Identify every line containing the word "重庆电子工程职业学院" and reproduce each one.
::::::::
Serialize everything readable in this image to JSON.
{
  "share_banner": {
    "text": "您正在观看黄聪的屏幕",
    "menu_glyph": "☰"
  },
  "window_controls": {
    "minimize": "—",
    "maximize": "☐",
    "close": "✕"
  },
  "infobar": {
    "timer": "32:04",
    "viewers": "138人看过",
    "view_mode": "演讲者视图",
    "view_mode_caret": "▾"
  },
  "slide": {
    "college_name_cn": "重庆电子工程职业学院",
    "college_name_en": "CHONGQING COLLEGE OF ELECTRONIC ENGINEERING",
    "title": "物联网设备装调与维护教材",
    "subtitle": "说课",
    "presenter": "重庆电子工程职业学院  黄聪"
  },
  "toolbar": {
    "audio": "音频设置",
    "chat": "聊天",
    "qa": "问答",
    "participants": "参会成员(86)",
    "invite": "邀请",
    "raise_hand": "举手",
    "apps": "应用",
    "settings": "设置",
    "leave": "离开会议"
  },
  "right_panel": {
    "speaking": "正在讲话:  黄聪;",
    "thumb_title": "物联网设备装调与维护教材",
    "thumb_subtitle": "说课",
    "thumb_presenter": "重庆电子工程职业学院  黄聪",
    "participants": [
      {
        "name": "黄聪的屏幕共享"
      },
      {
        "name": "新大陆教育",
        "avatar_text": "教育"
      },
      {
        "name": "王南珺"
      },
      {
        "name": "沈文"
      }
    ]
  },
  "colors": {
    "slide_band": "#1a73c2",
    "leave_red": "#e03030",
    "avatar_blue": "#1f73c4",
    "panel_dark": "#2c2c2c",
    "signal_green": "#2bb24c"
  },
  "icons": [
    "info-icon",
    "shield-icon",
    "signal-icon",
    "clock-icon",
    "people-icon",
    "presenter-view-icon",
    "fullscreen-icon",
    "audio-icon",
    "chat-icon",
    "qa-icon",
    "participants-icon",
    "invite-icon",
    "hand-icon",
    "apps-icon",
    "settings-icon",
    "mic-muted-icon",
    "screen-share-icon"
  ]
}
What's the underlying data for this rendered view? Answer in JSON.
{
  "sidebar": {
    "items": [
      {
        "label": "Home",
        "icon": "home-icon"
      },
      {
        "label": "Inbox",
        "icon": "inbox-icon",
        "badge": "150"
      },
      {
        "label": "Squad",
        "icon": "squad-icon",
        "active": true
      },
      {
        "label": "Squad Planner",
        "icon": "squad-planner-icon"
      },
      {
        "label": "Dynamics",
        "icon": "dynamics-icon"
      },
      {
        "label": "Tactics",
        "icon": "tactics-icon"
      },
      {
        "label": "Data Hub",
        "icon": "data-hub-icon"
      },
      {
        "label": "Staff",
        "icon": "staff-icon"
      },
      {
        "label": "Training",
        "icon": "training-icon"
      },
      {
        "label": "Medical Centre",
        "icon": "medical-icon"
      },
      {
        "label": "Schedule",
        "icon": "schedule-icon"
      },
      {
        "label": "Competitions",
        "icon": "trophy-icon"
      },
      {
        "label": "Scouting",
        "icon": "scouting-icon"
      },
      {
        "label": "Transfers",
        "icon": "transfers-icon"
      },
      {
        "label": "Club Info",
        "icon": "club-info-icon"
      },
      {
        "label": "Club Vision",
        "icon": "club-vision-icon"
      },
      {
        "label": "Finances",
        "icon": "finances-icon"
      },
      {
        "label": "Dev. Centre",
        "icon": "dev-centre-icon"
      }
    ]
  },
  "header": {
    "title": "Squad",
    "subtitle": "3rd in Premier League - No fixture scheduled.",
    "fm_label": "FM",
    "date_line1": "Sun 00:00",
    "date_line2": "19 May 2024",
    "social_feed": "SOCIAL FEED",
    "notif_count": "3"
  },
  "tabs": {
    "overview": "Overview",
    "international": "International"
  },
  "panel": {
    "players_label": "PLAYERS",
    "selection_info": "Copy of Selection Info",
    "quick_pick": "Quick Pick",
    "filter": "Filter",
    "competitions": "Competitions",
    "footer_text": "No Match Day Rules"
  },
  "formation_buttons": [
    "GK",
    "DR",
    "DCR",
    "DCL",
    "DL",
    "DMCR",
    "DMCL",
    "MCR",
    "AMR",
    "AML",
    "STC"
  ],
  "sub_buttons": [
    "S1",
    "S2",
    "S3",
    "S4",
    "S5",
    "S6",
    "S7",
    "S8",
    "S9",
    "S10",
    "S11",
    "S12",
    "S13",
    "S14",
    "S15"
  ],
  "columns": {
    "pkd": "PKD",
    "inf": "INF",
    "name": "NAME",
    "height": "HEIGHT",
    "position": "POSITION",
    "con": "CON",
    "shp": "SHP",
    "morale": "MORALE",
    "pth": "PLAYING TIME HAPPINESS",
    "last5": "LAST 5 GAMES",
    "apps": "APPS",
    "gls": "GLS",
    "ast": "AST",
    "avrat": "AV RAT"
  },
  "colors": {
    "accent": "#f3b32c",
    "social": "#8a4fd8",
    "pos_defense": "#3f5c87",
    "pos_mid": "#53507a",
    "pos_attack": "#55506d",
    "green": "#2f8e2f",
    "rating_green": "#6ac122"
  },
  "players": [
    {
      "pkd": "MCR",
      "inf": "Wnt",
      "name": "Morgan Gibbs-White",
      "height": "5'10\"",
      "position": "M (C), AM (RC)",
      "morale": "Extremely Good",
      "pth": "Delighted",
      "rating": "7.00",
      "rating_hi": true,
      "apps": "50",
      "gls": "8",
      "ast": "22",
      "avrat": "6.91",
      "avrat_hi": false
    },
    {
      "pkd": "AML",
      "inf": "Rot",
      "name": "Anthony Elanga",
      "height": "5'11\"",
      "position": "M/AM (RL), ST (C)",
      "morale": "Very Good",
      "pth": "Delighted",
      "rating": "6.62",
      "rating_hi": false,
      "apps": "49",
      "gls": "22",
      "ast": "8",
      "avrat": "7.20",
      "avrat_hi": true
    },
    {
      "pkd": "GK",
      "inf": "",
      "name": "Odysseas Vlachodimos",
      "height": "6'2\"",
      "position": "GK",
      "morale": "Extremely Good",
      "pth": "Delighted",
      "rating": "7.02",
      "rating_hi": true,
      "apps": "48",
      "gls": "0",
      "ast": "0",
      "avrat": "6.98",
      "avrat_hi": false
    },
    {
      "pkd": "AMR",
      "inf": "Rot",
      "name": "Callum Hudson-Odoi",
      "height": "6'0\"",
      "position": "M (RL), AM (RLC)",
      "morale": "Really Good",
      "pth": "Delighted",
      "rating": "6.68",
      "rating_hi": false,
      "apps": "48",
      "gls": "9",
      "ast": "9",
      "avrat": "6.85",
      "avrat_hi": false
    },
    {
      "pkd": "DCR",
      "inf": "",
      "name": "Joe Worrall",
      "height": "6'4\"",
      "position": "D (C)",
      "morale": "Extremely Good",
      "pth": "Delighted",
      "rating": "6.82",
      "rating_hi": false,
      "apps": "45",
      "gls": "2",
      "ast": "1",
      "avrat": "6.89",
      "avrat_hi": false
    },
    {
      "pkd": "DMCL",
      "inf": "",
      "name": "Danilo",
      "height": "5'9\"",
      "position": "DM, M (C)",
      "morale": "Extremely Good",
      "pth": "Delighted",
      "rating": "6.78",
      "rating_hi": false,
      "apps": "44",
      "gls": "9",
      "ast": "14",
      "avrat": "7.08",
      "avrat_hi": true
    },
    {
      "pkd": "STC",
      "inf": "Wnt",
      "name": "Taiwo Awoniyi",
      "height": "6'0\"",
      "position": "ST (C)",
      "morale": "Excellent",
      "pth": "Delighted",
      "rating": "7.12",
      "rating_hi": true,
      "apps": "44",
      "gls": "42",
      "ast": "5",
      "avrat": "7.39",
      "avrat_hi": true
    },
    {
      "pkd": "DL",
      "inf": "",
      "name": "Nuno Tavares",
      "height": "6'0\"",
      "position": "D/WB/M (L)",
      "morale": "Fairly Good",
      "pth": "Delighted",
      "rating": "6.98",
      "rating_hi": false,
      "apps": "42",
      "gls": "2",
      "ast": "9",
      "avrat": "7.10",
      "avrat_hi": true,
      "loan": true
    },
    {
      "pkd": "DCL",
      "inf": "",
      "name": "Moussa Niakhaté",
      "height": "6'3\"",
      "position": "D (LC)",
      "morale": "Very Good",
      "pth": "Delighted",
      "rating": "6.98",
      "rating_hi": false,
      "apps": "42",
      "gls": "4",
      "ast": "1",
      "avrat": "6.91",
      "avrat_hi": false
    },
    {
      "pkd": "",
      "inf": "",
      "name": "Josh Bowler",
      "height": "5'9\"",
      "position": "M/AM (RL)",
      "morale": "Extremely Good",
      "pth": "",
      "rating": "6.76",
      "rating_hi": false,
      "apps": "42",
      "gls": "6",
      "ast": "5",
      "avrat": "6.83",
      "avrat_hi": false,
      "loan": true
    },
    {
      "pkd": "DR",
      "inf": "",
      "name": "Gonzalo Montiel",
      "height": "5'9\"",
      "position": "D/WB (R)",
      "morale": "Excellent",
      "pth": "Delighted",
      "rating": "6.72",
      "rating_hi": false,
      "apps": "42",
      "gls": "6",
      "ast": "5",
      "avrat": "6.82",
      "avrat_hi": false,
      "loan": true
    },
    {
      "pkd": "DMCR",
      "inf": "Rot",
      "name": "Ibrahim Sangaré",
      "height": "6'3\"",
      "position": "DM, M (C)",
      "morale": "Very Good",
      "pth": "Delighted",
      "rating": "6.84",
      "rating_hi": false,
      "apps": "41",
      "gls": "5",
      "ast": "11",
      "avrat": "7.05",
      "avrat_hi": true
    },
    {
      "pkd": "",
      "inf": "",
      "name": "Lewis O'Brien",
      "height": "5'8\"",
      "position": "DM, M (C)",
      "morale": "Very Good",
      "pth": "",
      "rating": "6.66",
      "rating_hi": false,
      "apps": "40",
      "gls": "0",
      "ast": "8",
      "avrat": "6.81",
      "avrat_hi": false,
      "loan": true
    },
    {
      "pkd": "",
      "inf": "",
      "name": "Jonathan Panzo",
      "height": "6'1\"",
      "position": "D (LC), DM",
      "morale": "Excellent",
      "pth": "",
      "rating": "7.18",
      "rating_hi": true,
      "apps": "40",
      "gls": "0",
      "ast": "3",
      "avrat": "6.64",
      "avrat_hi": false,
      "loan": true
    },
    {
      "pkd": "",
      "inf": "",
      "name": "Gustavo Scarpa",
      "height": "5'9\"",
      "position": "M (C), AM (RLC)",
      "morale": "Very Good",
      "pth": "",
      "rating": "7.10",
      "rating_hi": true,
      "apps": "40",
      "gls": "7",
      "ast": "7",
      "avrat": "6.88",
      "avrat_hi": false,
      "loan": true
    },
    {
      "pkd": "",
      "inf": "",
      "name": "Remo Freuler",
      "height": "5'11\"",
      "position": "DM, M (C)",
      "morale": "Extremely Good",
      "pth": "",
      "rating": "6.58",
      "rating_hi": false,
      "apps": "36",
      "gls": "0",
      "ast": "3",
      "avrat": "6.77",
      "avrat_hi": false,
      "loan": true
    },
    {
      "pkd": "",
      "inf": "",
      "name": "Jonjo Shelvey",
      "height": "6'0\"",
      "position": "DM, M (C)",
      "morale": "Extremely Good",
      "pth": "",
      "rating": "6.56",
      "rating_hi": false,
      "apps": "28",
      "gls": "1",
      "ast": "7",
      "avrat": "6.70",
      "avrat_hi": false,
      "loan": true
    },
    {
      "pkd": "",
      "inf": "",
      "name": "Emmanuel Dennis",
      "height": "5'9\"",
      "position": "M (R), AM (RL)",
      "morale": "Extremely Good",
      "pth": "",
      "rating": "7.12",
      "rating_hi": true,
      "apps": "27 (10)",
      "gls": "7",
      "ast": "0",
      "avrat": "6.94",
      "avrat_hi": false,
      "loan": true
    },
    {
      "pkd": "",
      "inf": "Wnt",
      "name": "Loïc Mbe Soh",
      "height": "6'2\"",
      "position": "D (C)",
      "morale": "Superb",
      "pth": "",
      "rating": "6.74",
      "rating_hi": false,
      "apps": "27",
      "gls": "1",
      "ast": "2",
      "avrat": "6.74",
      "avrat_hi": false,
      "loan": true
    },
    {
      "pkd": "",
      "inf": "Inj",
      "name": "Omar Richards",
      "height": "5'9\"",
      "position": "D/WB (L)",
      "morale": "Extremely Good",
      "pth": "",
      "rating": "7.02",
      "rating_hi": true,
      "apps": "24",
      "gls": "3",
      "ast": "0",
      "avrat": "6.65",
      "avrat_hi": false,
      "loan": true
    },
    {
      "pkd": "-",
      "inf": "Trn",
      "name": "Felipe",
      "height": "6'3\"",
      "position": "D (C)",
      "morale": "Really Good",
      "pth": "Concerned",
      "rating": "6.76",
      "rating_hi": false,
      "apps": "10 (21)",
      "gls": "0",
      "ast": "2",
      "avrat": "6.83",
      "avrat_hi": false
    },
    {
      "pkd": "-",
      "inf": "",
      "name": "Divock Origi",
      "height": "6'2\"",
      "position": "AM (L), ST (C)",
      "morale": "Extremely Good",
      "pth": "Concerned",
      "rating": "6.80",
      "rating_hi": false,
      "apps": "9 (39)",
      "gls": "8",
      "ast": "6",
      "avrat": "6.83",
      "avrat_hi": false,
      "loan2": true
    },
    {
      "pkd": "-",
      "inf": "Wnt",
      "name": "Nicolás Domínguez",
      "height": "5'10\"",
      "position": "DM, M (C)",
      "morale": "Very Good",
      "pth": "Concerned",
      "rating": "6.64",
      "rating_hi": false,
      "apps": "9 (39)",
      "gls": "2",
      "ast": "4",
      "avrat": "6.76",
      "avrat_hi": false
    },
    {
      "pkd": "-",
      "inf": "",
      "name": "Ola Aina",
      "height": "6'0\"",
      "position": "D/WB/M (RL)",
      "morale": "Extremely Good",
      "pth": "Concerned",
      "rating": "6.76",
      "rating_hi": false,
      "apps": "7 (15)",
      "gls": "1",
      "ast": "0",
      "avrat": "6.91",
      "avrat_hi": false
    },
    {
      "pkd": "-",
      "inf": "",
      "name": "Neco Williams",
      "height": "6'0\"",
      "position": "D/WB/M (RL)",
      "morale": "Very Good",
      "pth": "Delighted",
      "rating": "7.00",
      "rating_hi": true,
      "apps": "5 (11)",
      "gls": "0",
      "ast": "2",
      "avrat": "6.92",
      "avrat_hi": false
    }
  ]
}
::::::::
▸ Output for this exercise
    "college_name_cn": "重庆电子工程职业学院",
    "presenter": "重庆电子工程职业学院  黄聪"
    "thumb_presenter": "重庆电子工程职业学院  黄聪",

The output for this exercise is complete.